[Stored records]
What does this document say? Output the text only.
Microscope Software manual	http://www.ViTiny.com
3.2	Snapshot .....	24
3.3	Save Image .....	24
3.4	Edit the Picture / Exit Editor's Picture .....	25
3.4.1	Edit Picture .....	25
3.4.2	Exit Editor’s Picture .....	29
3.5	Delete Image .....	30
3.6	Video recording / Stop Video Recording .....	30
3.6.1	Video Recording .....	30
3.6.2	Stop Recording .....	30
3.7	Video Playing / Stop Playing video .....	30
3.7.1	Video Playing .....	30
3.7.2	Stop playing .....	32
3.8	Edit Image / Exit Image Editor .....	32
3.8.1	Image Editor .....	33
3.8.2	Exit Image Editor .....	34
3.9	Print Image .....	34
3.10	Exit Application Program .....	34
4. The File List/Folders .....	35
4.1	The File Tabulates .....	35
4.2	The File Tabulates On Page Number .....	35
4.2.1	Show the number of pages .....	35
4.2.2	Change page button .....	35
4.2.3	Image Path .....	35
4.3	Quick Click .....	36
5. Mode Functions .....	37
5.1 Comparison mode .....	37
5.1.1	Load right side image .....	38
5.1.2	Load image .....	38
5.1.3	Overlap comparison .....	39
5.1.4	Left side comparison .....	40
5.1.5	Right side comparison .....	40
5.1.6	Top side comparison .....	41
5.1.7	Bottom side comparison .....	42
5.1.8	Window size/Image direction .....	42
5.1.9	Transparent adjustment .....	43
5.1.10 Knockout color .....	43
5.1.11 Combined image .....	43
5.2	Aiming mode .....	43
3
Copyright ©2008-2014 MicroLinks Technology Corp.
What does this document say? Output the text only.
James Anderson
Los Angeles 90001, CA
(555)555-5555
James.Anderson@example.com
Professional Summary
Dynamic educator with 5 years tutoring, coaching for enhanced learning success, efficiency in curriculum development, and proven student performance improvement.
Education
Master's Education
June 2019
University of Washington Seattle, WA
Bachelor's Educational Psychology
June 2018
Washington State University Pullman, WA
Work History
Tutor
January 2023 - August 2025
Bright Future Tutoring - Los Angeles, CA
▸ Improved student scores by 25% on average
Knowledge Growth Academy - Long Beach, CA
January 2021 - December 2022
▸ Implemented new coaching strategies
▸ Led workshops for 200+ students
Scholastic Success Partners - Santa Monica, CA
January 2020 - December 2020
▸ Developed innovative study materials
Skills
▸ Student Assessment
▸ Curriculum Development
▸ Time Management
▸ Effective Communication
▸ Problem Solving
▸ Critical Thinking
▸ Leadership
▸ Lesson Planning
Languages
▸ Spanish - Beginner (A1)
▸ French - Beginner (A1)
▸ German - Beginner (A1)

What is needed –
Which lines hold the word "Exit"? Copy each of them from the records.

Problem solution –
3.4	Edit the Picture / Exit Editor's Picture .....	25
3.4.2	Exit Editor’s Picture .....	29
3.8	Edit Image / Exit Image Editor .....	32
3.8.2	Exit Image Editor .....	34
3.10	Exit Application Program .....	34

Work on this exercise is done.